* [REQUIRED TASK]
Among the lines below, count those with "Type". Give only the number.

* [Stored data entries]
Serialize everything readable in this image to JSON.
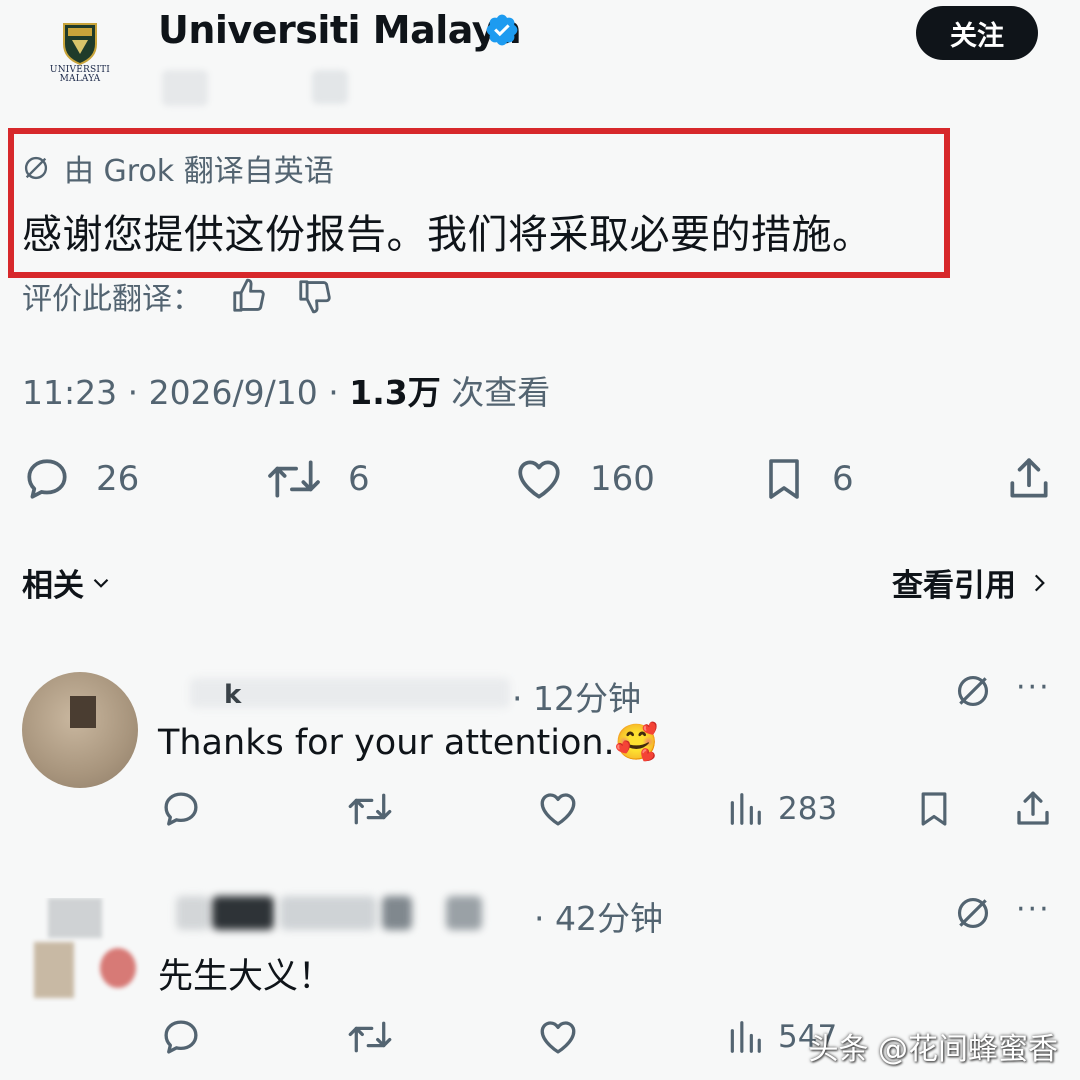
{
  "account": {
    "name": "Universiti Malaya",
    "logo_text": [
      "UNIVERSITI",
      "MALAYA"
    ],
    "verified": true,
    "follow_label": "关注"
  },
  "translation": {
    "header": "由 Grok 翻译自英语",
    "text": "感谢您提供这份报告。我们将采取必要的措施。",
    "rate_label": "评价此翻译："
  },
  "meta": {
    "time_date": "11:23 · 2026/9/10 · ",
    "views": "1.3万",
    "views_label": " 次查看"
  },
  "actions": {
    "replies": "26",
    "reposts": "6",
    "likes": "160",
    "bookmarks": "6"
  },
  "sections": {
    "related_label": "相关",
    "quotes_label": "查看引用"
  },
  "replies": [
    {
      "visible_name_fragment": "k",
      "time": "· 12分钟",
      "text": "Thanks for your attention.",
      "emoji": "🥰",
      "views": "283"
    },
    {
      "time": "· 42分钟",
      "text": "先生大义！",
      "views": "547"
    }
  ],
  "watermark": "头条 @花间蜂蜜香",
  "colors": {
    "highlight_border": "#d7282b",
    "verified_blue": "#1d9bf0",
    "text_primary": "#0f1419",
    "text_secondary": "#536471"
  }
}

* * *

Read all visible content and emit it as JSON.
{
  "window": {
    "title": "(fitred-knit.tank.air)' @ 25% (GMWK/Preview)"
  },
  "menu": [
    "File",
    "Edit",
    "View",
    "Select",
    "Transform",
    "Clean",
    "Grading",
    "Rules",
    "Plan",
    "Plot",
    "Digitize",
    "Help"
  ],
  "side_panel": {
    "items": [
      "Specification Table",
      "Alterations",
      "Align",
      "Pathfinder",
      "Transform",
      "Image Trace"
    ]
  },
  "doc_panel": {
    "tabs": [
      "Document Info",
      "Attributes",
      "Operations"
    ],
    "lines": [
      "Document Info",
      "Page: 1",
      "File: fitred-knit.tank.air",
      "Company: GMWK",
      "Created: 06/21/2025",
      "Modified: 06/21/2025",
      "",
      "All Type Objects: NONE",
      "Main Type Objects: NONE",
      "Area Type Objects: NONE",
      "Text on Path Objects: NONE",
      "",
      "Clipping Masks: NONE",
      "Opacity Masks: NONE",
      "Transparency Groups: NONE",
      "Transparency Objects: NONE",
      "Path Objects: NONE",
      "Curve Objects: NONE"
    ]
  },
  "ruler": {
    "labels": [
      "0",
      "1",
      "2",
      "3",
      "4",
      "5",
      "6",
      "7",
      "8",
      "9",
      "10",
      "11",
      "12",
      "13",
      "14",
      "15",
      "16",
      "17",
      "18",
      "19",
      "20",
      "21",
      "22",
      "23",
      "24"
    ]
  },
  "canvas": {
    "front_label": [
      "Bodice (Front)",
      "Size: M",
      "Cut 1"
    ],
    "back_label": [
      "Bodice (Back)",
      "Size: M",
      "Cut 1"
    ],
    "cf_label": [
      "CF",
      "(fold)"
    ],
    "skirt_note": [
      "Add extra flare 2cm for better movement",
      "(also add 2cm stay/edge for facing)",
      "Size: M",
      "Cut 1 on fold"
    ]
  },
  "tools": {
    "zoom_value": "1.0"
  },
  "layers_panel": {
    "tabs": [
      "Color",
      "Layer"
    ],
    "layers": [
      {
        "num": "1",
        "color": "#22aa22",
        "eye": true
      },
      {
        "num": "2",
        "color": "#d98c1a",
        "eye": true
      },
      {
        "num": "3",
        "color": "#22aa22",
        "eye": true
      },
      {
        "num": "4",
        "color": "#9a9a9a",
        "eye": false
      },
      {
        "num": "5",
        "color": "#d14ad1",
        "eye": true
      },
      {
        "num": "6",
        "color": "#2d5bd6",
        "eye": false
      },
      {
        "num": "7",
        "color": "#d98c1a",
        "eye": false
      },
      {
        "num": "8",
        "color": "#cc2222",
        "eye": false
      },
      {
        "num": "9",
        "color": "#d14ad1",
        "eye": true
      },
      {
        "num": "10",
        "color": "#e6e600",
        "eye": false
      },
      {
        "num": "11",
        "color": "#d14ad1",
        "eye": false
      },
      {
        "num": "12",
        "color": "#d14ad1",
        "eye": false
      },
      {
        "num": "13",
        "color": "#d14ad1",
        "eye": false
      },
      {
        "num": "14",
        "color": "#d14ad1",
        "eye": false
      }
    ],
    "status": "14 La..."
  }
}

* [ANSWER FOR THE TASK]
3